▶ **BRIEF**:
Find each line holding "inserted" and copy it out.
^^^^^^^^^^^^^^^^
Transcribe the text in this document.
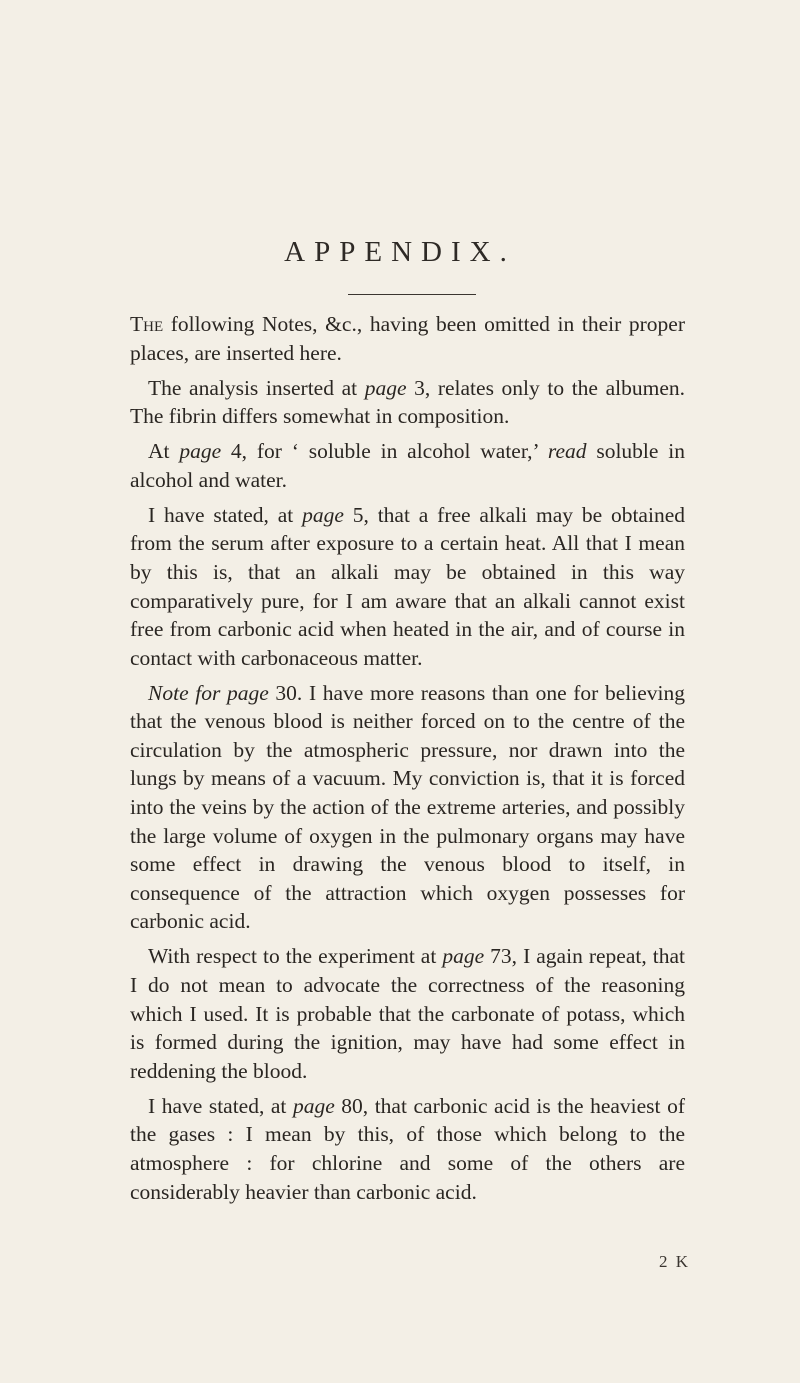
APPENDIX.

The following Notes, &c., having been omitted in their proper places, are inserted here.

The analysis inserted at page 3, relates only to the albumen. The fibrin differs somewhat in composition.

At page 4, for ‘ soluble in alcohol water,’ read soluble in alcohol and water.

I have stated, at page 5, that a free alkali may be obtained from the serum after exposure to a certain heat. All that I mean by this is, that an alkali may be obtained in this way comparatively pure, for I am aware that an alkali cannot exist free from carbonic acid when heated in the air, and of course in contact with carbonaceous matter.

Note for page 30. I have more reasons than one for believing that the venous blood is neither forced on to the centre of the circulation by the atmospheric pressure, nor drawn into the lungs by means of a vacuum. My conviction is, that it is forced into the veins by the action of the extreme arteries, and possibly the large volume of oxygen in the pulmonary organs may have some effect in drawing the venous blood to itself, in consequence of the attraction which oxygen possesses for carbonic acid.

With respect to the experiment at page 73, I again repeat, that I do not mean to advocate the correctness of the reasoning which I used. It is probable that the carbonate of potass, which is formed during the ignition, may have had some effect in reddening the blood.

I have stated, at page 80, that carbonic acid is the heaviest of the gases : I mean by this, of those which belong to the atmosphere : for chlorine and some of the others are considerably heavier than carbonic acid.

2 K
^^^^^^^^^^^^^^^^
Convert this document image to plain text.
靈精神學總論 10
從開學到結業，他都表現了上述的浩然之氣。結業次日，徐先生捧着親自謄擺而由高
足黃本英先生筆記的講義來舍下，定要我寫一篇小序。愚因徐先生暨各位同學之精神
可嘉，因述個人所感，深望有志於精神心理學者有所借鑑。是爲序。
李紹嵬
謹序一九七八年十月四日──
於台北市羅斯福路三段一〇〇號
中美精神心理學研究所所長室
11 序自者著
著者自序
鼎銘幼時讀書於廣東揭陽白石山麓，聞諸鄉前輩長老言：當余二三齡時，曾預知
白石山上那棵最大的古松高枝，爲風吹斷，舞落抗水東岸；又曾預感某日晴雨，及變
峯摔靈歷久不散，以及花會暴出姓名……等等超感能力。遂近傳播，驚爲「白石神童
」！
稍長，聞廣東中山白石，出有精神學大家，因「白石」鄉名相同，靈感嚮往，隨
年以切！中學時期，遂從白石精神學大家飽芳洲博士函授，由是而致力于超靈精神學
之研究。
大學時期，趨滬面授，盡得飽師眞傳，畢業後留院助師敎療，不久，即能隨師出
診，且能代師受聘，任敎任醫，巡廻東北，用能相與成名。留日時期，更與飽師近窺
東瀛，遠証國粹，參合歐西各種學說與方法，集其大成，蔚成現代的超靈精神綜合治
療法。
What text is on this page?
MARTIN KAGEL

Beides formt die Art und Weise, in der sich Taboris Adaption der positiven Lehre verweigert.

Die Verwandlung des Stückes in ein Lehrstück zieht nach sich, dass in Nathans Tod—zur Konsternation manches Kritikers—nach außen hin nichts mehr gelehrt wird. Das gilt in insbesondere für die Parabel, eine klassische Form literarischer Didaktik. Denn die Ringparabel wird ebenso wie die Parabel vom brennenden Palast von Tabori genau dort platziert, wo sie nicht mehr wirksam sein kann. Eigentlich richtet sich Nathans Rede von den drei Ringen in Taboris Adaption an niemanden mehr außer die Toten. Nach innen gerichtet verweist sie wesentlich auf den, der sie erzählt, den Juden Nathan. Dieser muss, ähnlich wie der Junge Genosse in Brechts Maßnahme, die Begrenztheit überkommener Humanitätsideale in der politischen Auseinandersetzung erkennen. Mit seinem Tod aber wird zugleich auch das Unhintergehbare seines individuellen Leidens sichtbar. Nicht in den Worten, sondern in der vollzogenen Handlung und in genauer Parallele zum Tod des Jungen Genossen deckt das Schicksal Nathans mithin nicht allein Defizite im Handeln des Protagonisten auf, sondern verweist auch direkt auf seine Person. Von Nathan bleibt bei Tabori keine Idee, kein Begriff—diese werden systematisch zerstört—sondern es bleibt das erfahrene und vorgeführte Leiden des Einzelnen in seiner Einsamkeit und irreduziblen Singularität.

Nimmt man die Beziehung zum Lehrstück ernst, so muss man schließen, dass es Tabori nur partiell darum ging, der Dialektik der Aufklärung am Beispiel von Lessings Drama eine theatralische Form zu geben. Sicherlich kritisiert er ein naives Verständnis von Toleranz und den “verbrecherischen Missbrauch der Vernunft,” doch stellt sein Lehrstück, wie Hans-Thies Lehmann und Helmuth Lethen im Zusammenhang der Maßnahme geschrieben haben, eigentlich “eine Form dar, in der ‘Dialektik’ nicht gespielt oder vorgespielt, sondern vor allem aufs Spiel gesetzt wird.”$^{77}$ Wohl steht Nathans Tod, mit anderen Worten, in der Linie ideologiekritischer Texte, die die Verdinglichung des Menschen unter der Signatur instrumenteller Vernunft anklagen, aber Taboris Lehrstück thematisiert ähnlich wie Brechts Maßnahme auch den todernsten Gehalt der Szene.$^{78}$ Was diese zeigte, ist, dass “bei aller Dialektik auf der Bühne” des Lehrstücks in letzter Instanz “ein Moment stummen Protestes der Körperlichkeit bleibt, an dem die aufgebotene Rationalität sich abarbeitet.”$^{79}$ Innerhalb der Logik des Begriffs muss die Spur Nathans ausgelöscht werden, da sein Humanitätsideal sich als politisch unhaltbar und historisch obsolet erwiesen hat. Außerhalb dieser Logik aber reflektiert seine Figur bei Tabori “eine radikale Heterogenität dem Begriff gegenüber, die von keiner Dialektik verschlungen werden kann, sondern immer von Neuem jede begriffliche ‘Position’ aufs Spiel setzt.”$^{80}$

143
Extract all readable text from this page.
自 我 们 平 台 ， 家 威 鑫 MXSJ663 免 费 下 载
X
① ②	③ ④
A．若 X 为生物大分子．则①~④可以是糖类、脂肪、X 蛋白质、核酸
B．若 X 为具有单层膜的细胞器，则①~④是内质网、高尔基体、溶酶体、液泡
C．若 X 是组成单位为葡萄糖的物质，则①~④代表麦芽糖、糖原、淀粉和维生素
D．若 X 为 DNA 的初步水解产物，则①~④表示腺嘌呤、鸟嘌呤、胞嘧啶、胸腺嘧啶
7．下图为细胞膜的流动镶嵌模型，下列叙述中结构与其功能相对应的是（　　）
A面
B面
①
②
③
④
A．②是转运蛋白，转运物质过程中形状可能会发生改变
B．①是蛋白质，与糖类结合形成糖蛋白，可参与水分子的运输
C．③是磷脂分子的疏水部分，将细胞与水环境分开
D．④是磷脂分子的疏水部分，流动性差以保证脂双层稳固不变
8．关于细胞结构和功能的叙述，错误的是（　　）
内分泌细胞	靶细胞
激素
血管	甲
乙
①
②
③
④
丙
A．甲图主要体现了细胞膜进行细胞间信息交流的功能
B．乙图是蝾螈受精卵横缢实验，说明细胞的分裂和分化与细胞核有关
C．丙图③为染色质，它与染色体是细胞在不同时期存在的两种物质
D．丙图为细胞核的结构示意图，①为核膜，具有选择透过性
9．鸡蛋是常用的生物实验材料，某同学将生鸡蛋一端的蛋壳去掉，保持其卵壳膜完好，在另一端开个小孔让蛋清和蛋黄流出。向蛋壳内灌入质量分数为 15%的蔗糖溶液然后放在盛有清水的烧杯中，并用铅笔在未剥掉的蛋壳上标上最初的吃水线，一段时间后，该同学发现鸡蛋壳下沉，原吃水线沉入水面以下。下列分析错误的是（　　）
^^^^^^^^^^^^^^^^
▶ **THE COMPLETED TASK**:
The following Notes, &c., having been omitted in their proper places, are inserted here.
The analysis inserted at page 3, relates only to the albumen. The fibrin differs somewhat in composition.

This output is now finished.